▶ **Your goal**: Please copy every line below word for word, leaving out the pictures.

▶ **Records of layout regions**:
↓
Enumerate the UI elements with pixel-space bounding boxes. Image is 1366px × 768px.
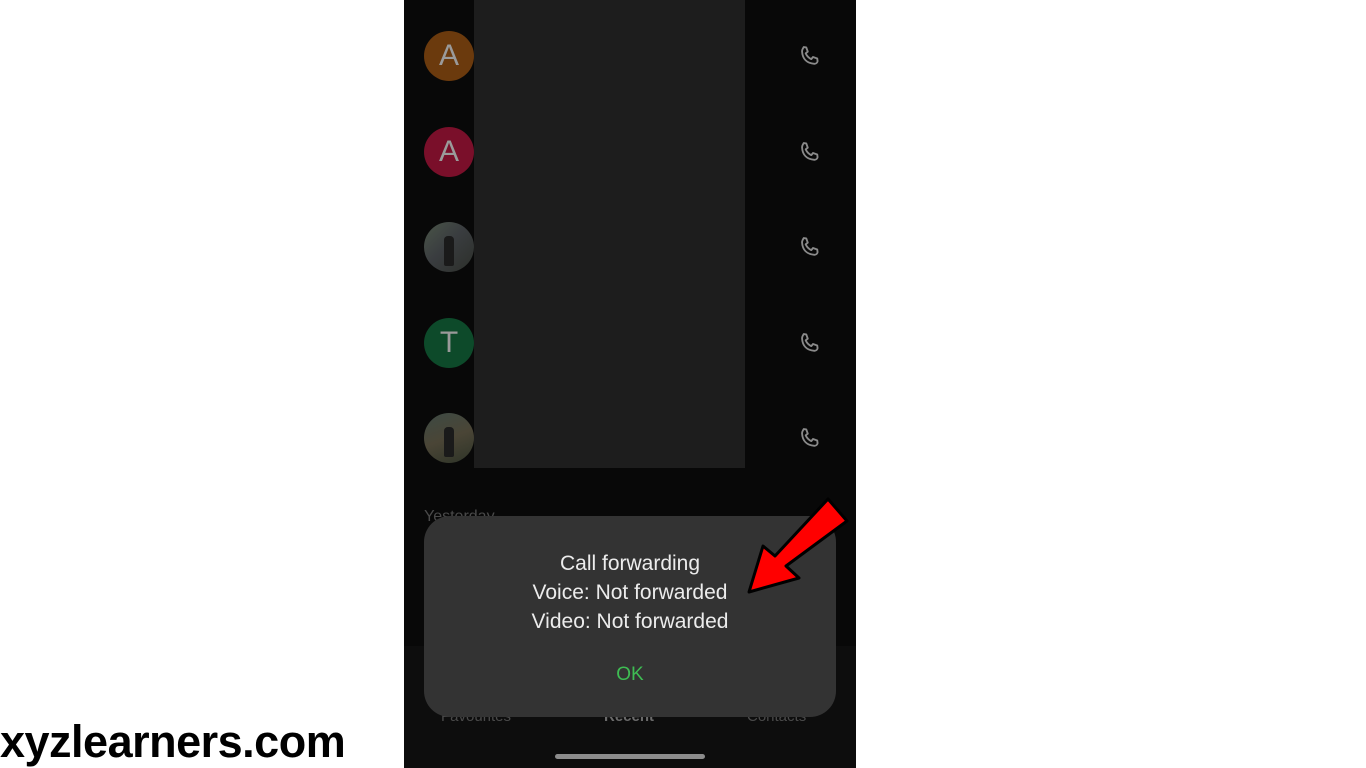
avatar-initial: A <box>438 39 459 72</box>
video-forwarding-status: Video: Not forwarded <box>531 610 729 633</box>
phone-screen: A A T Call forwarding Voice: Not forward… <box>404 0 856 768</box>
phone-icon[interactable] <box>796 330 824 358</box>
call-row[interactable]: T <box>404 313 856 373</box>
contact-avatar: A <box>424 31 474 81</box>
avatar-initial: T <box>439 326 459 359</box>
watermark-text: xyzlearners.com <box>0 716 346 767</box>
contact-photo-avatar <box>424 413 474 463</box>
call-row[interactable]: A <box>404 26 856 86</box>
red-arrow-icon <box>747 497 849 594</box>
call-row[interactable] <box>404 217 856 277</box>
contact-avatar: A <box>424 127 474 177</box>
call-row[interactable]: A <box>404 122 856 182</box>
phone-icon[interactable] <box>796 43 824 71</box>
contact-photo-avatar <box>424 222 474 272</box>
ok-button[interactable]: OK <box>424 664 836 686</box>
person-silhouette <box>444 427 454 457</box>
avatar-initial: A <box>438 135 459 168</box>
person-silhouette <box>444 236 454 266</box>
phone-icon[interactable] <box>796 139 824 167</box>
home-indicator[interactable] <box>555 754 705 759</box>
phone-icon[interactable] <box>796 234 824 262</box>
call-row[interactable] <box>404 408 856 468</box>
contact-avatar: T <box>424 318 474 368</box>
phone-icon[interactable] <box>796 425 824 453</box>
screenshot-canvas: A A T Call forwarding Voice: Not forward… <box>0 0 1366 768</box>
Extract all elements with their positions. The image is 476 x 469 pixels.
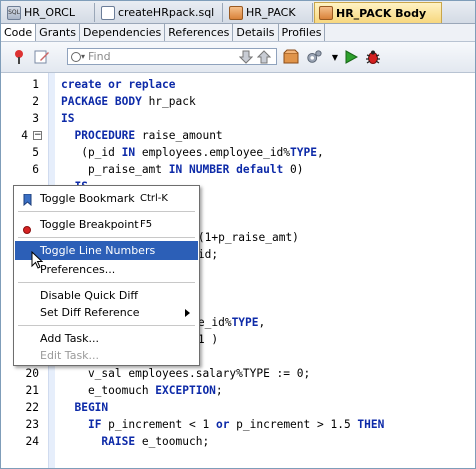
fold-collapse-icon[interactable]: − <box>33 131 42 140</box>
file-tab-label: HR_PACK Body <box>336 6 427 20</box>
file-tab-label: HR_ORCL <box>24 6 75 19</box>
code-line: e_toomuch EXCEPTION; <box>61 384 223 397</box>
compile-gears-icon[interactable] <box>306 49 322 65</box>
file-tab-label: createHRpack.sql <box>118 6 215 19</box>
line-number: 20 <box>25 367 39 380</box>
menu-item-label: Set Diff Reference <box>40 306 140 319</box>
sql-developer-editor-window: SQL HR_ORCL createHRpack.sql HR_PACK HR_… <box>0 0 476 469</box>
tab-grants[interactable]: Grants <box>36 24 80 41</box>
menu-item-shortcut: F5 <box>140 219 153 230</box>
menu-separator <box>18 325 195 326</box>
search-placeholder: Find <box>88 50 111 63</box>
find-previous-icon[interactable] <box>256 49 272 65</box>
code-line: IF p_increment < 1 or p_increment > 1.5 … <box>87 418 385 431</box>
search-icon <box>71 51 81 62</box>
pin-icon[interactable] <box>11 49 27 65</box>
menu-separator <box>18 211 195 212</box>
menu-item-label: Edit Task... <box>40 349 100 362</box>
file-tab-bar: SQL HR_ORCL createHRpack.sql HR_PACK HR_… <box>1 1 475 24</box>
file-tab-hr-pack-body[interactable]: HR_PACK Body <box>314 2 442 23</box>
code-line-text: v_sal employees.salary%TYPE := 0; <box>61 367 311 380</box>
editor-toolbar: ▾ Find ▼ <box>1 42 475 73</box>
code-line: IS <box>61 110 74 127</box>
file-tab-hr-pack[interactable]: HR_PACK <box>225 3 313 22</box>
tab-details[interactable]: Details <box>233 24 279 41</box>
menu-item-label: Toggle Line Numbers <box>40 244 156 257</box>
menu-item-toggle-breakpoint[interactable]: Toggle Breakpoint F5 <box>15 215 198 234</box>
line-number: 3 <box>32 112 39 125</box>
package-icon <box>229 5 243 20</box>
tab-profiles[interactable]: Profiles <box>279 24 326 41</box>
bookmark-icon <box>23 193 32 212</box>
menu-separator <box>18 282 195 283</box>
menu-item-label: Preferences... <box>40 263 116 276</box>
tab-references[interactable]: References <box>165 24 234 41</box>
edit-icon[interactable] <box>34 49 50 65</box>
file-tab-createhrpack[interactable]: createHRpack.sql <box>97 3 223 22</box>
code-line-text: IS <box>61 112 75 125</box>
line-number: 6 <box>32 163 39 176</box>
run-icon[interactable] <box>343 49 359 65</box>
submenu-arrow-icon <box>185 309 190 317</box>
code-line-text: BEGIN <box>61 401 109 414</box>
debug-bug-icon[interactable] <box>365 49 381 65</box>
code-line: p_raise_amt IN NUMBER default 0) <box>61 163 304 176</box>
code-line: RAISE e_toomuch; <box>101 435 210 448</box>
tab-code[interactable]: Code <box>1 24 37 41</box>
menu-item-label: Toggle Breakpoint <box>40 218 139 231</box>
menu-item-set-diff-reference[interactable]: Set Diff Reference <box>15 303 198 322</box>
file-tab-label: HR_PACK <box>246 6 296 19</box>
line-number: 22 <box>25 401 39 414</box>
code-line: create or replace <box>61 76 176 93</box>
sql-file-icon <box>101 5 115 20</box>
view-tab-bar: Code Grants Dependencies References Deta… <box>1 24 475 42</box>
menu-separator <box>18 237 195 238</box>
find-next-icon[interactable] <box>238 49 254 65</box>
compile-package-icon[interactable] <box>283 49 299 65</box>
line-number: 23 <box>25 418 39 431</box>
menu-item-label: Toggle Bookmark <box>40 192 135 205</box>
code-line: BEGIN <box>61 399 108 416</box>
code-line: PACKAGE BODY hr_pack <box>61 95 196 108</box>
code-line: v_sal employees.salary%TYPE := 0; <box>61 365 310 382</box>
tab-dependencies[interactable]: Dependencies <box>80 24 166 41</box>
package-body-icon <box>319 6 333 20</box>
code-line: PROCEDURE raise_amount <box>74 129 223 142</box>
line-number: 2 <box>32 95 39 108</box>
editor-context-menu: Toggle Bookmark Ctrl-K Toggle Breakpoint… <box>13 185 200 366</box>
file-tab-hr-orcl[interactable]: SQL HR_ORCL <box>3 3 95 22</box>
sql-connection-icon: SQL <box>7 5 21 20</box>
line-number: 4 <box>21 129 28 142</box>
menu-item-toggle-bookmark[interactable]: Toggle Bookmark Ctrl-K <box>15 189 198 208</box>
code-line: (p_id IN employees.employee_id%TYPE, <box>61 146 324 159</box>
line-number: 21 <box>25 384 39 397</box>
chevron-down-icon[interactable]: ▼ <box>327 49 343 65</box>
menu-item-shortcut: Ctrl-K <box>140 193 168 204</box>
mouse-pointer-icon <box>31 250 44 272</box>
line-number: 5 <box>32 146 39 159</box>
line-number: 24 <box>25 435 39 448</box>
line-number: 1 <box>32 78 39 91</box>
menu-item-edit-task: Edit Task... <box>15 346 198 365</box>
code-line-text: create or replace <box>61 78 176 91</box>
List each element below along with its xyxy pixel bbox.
↑
▶ **Full response**:
Enumerate the UI elements with pixel-space bounding boxes. Image is 1366px × 768px.
avatar-initial: A <box>438 39 459 72</box>
video-forwarding-status: Video: Not forwarded <box>531 610 729 633</box>
phone-screen: A A T Call forwarding Voice: Not forward… <box>404 0 856 768</box>
phone-icon[interactable] <box>796 330 824 358</box>
call-row[interactable]: T <box>404 313 856 373</box>
contact-avatar: A <box>424 31 474 81</box>
avatar-initial: T <box>439 326 459 359</box>
watermark-text: xyzlearners.com <box>0 716 346 767</box>
contact-photo-avatar <box>424 413 474 463</box>
call-row[interactable]: A <box>404 26 856 86</box>
red-arrow-icon <box>747 497 849 594</box>
call-row[interactable] <box>404 217 856 277</box>
contact-avatar: A <box>424 127 474 177</box>
call-row[interactable]: A <box>404 122 856 182</box>
phone-icon[interactable] <box>796 43 824 71</box>
contact-photo-avatar <box>424 222 474 272</box>
ok-button[interactable]: OK <box>424 664 836 686</box>
person-silhouette <box>444 427 454 457</box>
avatar-initial: A <box>438 135 459 168</box>
person-silhouette <box>444 236 454 266</box>
phone-icon[interactable] <box>796 139 824 167</box>
home-indicator[interactable] <box>555 754 705 759</box>
phone-icon[interactable] <box>796 234 824 262</box>
call-row[interactable] <box>404 408 856 468</box>
contact-avatar: T <box>424 318 474 368</box>
phone-icon[interactable] <box>796 425 824 453</box>
screenshot-canvas: A A T Call forwarding Voice: Not forward… <box>0 0 1366 768</box>
Extract all elements with their positions. The image is 476 x 469 pixels.
fold-collapse-icon[interactable]: − <box>33 131 42 140</box>
file-tab-label: HR_PACK Body <box>336 6 427 20</box>
file-tab-label: HR_ORCL <box>24 6 75 19</box>
code-line: e_toomuch EXCEPTION; <box>61 384 223 397</box>
compile-gears-icon[interactable] <box>306 49 322 65</box>
file-tab-label: createHRpack.sql <box>118 6 215 19</box>
line-number: 20 <box>25 367 39 380</box>
menu-item-label: Set Diff Reference <box>40 306 140 319</box>
sql-developer-editor-window: SQL HR_ORCL createHRpack.sql HR_PACK HR_… <box>0 0 476 469</box>
tab-grants[interactable]: Grants <box>36 24 80 41</box>
menu-item-shortcut: F5 <box>140 219 153 230</box>
menu-separator <box>18 325 195 326</box>
search-placeholder: Find <box>88 50 111 63</box>
find-previous-icon[interactable] <box>256 49 272 65</box>
code-line: IF p_increment < 1 or p_increment > 1.5 … <box>87 418 385 431</box>
search-icon <box>71 51 81 62</box>
pin-icon[interactable] <box>11 49 27 65</box>
menu-separator <box>18 211 195 212</box>
menu-item-label: Edit Task... <box>40 349 100 362</box>
file-tab-bar: SQL HR_ORCL createHRpack.sql HR_PACK HR_… <box>1 1 475 24</box>
file-tab-hr-pack-body[interactable]: HR_PACK Body <box>314 2 442 23</box>
code-line-text: v_sal employees.salary%TYPE := 0; <box>61 367 311 380</box>
editor-toolbar: ▾ Find ▼ <box>1 42 475 73</box>
code-line: IS <box>61 110 74 127</box>
file-tab-hr-pack[interactable]: HR_PACK <box>225 3 313 22</box>
tab-details[interactable]: Details <box>233 24 279 41</box>
menu-item-label: Toggle Line Numbers <box>40 244 156 257</box>
menu-item-toggle-breakpoint[interactable]: Toggle Breakpoint F5 <box>15 215 198 234</box>
line-number: 3 <box>32 112 39 125</box>
package-icon <box>229 5 243 20</box>
tab-profiles[interactable]: Profiles <box>279 24 326 41</box>
bookmark-icon <box>23 193 32 212</box>
menu-separator <box>18 282 195 283</box>
menu-item-label: Preferences... <box>40 263 116 276</box>
tab-references[interactable]: References <box>165 24 234 41</box>
edit-icon[interactable] <box>34 49 50 65</box>
file-tab-createhrpack[interactable]: createHRpack.sql <box>97 3 223 22</box>
code-line-text: IS <box>61 112 75 125</box>
line-number: 6 <box>32 163 39 176</box>
run-icon[interactable] <box>343 49 359 65</box>
submenu-arrow-icon <box>185 309 190 317</box>
code-line-text: BEGIN <box>61 401 109 414</box>
debug-bug-icon[interactable] <box>365 49 381 65</box>
code-line: p_raise_amt IN NUMBER default 0) <box>61 163 304 176</box>
code-line: RAISE e_toomuch; <box>101 435 210 448</box>
tab-code[interactable]: Code <box>1 24 37 41</box>
menu-item-label: Toggle Breakpoint <box>40 218 139 231</box>
menu-item-set-diff-reference[interactable]: Set Diff Reference <box>15 303 198 322</box>
file-tab-label: HR_PACK <box>246 6 296 19</box>
line-number: 22 <box>25 401 39 414</box>
code-line: create or replace <box>61 76 176 93</box>
sql-file-icon <box>101 5 115 20</box>
view-tab-bar: Code Grants Dependencies References Deta… <box>1 24 475 42</box>
menu-separator <box>18 237 195 238</box>
find-next-icon[interactable] <box>238 49 254 65</box>
compile-package-icon[interactable] <box>283 49 299 65</box>
line-number: 23 <box>25 418 39 431</box>
menu-item-label: Toggle Bookmark <box>40 192 135 205</box>
code-line: BEGIN <box>61 399 108 416</box>
code-line: PACKAGE BODY hr_pack <box>61 95 196 108</box>
code-line: v_sal employees.salary%TYPE := 0; <box>61 365 310 382</box>
tab-dependencies[interactable]: Dependencies <box>80 24 166 41</box>
package-body-icon <box>319 6 333 20</box>
code-line: PROCEDURE raise_amount <box>74 129 223 142</box>
line-number: 2 <box>32 95 39 108</box>
editor-context-menu: Toggle Bookmark Ctrl-K Toggle Breakpoint… <box>13 185 200 366</box>
file-tab-hr-orcl[interactable]: SQL HR_ORCL <box>3 3 95 22</box>
sql-connection-icon: SQL <box>7 5 21 20</box>
line-number: 4 <box>21 129 28 142</box>
menu-item-toggle-bookmark[interactable]: Toggle Bookmark Ctrl-K <box>15 189 198 208</box>
code-line: (p_id IN employees.employee_id%TYPE, <box>61 146 324 159</box>
line-number: 21 <box>25 384 39 397</box>
chevron-down-icon[interactable]: ▼ <box>327 49 343 65</box>
menu-item-shortcut: Ctrl-K <box>140 193 168 204</box>
mouse-pointer-icon <box>31 250 44 272</box>
line-number: 5 <box>32 146 39 159</box>
line-number: 24 <box>25 435 39 448</box>
line-number: 1 <box>32 78 39 91</box>
menu-item-edit-task: Edit Task... <box>15 346 198 365</box>
code-line-text: create or replace <box>61 78 176 91</box>
List each element below along with its xyxy pixel bbox.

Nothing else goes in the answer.